▶ **REQUEST**
Write out the whole listing exactly as it stands.

▶ **MATERIAL TO PROCESS**
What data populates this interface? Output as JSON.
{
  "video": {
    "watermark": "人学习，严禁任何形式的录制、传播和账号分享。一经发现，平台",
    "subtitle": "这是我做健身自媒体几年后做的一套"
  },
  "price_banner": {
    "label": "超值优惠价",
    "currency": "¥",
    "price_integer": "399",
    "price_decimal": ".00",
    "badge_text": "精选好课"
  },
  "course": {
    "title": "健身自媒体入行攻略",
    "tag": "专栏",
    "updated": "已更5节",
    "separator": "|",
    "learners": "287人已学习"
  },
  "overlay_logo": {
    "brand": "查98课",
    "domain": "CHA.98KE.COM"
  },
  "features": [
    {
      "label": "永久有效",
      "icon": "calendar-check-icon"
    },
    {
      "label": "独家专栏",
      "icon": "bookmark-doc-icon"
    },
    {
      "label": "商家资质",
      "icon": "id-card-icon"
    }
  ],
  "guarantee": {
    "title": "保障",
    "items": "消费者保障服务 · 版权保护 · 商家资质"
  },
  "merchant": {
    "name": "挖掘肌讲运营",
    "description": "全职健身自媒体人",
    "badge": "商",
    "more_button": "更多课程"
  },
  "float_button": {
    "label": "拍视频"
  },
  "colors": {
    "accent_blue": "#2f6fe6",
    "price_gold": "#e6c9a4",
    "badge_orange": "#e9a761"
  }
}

▶ **RESULT OF THIS EXERCISE**
What data populates this interface? Output as JSON.
{
  "video": {
    "watermark": "人学习，严禁任何形式的录制、传播和账号分享。一经发现，平台",
    "subtitle": "这是我做健身自媒体几年后做的一套"
  },
  "price_banner": {
    "label": "超值优惠价",
    "currency": "¥",
    "price_integer": "399",
    "price_decimal": ".00",
    "badge_text": "精选好课"
  },
  "course": {
    "title": "健身自媒体入行攻略",
    "tag": "专栏",
    "updated": "已更5节",
    "separator": "|",
    "learners": "287人已学习"
  },
  "overlay_logo": {
    "brand": "查98课",
    "domain": "CHA.98KE.COM"
  },
  "features": [
    {
      "label": "永久有效",
      "icon": "calendar-check-icon"
    },
    {
      "label": "独家专栏",
      "icon": "bookmark-doc-icon"
    },
    {
      "label": "商家资质",
      "icon": "id-card-icon"
    }
  ],
  "guarantee": {
    "title": "保障",
    "items": "消费者保障服务 · 版权保护 · 商家资质"
  },
  "merchant": {
    "name": "挖掘肌讲运营",
    "description": "全职健身自媒体人",
    "badge": "商",
    "more_button": "更多课程"
  },
  "float_button": {
    "label": "拍视频"
  },
  "colors": {
    "accent_blue": "#2f6fe6",
    "price_gold": "#e6c9a4",
    "badge_orange": "#e9a761"
  }
}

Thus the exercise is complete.